Direction a: In the aquarium forum thread below, explain why one reply states that the bio-balls are not a replacement for sand.

Supplied passage:
·····

# Cycling Fish are Dead



## steviep1982 (Apr 24, 2006)

I set up my tank, I used Bio-Balls instead of sand. I am running a 55 gallon. My Hydrometer gave me a good reading, I heated the tank to 78, I ran all my tests on the test kit witht he water, everything was within levels before starting. I setup the tank on the 14, and let it run until the 17 without fish. On the 18th, I added two blue damsels, the damsels were find until yesterday, when both died, What should I do now, I had no idea that I could cycle without fish, but now that I am start...what should I do. I can give you water level readings within an hour, if that will help. I was trying to do this the right way, and I guess I screwed up, it's getting pretty discouraging.

thanks,

Steve


----------



## Electric Monk (Sep 6, 2005)

Easy to follow guide here:

http://www.algone.com/fishless_cycling.htm


----------



## leveldrummer (May 27, 2005)

did you acclimate the damsels before putting them in the tank, transfer shock can kill fish very easily. also, get the readings. we might be able to help tell you were you went wrong.


----------



## steviep1982 (Apr 24, 2006)

Yes, I let the bags float for about half an hour, they were fine for three or four days and were swimming normally, then they stopped eating and stopped being very active, and died, I will give you levels in a little bit.


----------



## Fishfirst (Jan 24, 2005)

sounds like ammonia posioning to me... naturally this is during the cycling process, which you probably were experiancing. The bioballs are not a sand replacement... they are a filtration method that is used in a wet/dry filtration unit. I'd recommend a book first, "the new marine aquarium" by Mike Patella, or "The conscientious marine aquarist" by bob fenner. Also reading about cycling a tank and my article how to setup a tank would help.

·····

Information shown:

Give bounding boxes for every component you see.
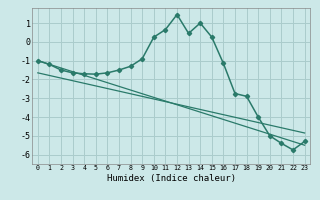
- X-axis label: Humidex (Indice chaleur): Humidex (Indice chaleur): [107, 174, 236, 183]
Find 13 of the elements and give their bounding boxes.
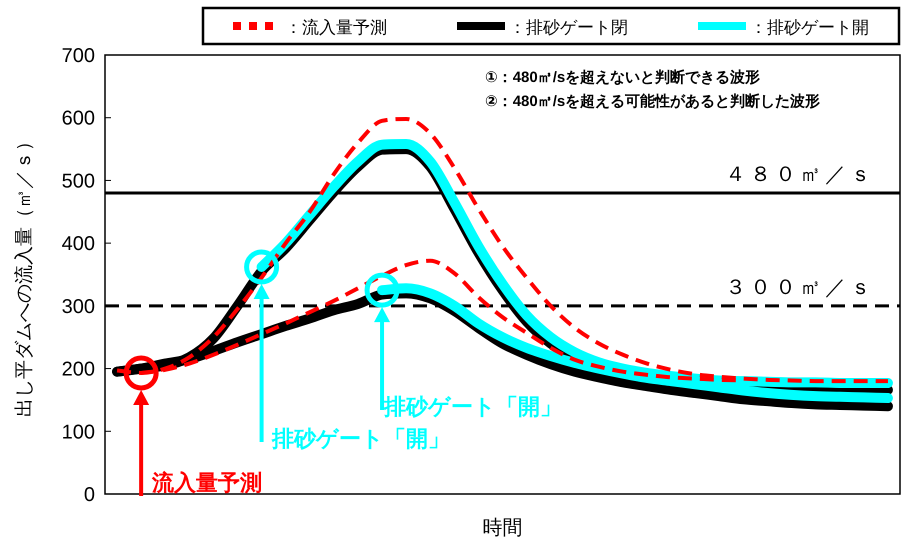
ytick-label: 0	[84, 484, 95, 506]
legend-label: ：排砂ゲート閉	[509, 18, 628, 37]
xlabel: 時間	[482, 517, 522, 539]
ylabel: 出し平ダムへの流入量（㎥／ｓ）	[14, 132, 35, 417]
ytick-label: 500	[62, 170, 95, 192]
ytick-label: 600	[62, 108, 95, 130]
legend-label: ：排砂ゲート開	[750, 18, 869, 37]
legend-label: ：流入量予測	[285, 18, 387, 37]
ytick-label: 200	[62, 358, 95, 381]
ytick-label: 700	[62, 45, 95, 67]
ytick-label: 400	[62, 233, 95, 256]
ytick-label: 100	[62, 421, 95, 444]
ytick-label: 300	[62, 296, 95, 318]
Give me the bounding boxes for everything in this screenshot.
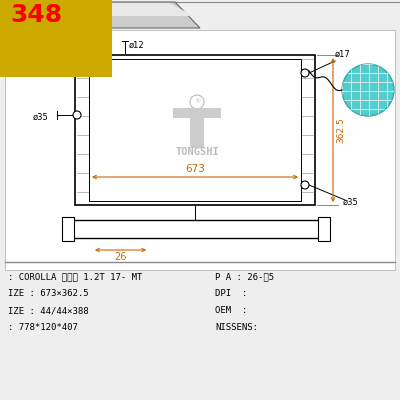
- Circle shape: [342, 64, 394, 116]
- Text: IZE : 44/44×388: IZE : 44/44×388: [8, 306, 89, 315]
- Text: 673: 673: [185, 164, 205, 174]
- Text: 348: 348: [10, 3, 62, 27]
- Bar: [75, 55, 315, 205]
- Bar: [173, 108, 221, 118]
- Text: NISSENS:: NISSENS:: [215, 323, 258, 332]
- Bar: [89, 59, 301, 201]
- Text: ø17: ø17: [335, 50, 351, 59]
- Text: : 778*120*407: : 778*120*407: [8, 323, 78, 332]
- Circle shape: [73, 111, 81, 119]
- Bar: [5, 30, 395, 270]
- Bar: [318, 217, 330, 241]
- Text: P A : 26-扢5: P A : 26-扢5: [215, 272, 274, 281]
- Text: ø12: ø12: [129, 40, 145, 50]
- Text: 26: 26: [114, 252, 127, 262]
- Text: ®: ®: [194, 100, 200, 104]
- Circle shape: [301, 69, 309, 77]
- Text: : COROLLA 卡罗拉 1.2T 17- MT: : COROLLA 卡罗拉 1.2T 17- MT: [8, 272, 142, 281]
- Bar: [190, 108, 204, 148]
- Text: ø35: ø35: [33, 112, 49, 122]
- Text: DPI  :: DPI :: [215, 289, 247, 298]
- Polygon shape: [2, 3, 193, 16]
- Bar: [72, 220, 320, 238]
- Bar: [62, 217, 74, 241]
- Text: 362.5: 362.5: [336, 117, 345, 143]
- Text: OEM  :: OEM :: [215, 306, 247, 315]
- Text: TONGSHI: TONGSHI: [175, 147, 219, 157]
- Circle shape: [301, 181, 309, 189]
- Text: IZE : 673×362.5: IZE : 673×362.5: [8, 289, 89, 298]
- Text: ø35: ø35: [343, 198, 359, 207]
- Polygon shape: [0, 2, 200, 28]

·····

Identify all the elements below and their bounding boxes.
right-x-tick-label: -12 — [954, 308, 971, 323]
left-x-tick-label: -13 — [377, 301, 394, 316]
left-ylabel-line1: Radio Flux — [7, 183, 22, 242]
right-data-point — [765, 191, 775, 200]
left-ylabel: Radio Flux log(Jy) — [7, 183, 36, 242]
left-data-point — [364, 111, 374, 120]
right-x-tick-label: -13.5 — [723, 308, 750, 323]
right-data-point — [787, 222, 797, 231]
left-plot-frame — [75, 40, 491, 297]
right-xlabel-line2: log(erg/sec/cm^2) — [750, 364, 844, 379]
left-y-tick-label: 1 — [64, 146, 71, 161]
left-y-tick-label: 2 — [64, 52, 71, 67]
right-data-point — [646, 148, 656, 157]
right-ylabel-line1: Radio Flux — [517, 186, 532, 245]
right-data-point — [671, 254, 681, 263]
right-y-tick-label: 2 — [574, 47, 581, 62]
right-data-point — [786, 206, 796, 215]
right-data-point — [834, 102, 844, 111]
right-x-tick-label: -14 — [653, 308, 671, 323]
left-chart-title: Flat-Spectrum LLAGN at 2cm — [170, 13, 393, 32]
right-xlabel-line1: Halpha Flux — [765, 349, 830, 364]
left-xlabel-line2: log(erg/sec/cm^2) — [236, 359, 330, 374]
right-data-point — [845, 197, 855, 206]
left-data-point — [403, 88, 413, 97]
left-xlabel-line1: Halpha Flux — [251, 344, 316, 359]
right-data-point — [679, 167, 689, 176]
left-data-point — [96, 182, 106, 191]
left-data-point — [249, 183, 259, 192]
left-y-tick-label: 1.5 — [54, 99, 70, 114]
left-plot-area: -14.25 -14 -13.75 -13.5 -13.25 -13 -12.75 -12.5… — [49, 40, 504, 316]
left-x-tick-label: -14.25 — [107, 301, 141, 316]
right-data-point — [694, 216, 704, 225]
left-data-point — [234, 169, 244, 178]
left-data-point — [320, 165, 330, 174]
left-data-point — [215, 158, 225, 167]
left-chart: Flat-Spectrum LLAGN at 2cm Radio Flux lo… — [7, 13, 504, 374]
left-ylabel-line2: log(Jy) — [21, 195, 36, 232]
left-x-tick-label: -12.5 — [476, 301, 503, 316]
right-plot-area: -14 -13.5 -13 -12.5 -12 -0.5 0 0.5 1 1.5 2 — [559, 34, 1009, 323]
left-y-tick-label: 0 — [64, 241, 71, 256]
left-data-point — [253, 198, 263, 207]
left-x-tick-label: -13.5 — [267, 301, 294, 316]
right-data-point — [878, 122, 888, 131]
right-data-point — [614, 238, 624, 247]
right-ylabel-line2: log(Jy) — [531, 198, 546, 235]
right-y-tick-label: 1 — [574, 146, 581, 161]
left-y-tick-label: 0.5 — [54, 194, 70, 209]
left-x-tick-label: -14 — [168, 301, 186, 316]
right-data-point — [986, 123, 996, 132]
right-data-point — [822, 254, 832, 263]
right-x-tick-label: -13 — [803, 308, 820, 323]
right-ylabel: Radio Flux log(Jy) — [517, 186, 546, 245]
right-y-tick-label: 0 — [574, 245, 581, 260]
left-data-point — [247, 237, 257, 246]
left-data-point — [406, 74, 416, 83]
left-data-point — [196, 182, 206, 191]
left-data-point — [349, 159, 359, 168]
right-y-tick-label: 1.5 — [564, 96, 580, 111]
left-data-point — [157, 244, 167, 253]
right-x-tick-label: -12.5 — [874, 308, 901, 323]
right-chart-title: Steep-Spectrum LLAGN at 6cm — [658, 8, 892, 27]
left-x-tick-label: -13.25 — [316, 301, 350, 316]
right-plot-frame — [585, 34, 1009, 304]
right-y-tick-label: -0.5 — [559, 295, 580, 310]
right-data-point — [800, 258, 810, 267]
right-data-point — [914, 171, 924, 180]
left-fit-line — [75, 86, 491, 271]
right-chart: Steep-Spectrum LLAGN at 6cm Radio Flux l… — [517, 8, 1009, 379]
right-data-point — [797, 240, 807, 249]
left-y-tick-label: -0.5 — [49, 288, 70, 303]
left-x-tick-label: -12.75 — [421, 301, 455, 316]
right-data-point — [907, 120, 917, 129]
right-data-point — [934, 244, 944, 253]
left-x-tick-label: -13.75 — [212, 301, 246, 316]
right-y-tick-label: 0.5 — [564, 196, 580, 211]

·····

Direction b: In the listing, take the part that opens with the line containing "484, 95, 506]" and closes with the line containing "Give me the", swap "legend-label" for "legend-entry", and write those lines out again with nothing else altered.

Finished answer a: The reply explains that bio-balls are a filtration method used in a wet/dry filtration unit, so they do not take the place of sand.

Finished answer b:
ytick-label: 0	[84, 484, 95, 506]
legend-entry: ：排砂ゲート閉	[509, 18, 628, 37]
xlabel: 時間	[482, 517, 522, 539]
ylabel: 出し平ダムへの流入量（㎥／ｓ）	[14, 132, 35, 417]
ytick-label: 500	[62, 170, 95, 192]
ytick-label: 600	[62, 108, 95, 130]
legend-entry: ：排砂ゲート開	[750, 18, 869, 37]
legend-entry: ：流入量予測	[285, 18, 387, 37]
ytick-label: 200	[62, 358, 95, 381]
ytick-label: 700	[62, 45, 95, 67]
ytick-label: 400	[62, 233, 95, 256]
ytick-label: 100	[62, 421, 95, 444]
ytick-label: 300	[62, 296, 95, 318]
Give me the bounding boxes for everything in this screenshot.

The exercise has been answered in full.